Description of the task: Look at the entries below and reproduce them exactly.

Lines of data
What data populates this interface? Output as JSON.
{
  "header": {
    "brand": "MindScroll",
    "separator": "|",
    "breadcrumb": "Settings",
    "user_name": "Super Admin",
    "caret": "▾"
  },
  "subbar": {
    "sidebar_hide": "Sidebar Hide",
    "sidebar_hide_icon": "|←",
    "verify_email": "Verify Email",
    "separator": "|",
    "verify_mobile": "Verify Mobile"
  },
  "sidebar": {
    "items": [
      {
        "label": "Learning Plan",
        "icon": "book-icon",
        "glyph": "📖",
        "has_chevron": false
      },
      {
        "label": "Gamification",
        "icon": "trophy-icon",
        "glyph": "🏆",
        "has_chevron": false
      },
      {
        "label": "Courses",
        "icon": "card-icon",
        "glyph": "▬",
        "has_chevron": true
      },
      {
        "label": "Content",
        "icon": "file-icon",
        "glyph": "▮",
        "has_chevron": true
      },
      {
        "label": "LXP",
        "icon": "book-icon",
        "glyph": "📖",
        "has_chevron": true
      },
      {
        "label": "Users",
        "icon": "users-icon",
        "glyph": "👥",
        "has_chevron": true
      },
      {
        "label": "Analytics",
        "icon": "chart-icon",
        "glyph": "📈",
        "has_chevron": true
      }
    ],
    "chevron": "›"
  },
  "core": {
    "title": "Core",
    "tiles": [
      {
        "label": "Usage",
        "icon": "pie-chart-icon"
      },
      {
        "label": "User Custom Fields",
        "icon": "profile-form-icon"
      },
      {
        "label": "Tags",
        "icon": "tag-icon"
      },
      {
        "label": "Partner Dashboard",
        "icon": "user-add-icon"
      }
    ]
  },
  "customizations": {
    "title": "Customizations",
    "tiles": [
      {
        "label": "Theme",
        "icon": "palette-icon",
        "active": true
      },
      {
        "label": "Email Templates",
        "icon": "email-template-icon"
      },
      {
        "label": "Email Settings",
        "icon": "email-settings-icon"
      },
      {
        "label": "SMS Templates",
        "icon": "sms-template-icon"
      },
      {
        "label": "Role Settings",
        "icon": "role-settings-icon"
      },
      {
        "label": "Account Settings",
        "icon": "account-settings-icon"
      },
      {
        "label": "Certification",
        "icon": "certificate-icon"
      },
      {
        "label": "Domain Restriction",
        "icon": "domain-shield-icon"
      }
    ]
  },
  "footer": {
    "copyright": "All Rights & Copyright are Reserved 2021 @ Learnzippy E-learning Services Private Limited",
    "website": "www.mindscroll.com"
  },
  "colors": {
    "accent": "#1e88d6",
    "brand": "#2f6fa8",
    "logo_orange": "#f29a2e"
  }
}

Response to the exercise:
What data populates this interface? Output as JSON.
{
  "header": {
    "brand": "MindScroll",
    "separator": "|",
    "breadcrumb": "Settings",
    "user_name": "Super Admin",
    "caret": "▾"
  },
  "subbar": {
    "sidebar_hide": "Sidebar Hide",
    "sidebar_hide_icon": "|←",
    "verify_email": "Verify Email",
    "separator": "|",
    "verify_mobile": "Verify Mobile"
  },
  "sidebar": {
    "items": [
      {
        "label": "Learning Plan",
        "icon": "book-icon",
        "glyph": "📖",
        "has_chevron": false
      },
      {
        "label": "Gamification",
        "icon": "trophy-icon",
        "glyph": "🏆",
        "has_chevron": false
      },
      {
        "label": "Courses",
        "icon": "card-icon",
        "glyph": "▬",
        "has_chevron": true
      },
      {
        "label": "Content",
        "icon": "file-icon",
        "glyph": "▮",
        "has_chevron": true
      },
      {
        "label": "LXP",
        "icon": "book-icon",
        "glyph": "📖",
        "has_chevron": true
      },
      {
        "label": "Users",
        "icon": "users-icon",
        "glyph": "👥",
        "has_chevron": true
      },
      {
        "label": "Analytics",
        "icon": "chart-icon",
        "glyph": "📈",
        "has_chevron": true
      }
    ],
    "chevron": "›"
  },
  "core": {
    "title": "Core",
    "tiles": [
      {
        "label": "Usage",
        "icon": "pie-chart-icon"
      },
      {
        "label": "User Custom Fields",
        "icon": "profile-form-icon"
      },
      {
        "label": "Tags",
        "icon": "tag-icon"
      },
      {
        "label": "Partner Dashboard",
        "icon": "user-add-icon"
      }
    ]
  },
  "customizations": {
    "title": "Customizations",
    "tiles": [
      {
        "label": "Theme",
        "icon": "palette-icon",
        "active": true
      },
      {
        "label": "Email Templates",
        "icon": "email-template-icon"
      },
      {
        "label": "Email Settings",
        "icon": "email-settings-icon"
      },
      {
        "label": "SMS Templates",
        "icon": "sms-template-icon"
      },
      {
        "label": "Role Settings",
        "icon": "role-settings-icon"
      },
      {
        "label": "Account Settings",
        "icon": "account-settings-icon"
      },
      {
        "label": "Certification",
        "icon": "certificate-icon"
      },
      {
        "label": "Domain Restriction",
        "icon": "domain-shield-icon"
      }
    ]
  },
  "footer": {
    "copyright": "All Rights & Copyright are Reserved 2021 @ Learnzippy E-learning Services Private Limited",
    "website": "www.mindscroll.com"
  },
  "colors": {
    "accent": "#1e88d6",
    "brand": "#2f6fa8",
    "logo_orange": "#f29a2e"
  }
}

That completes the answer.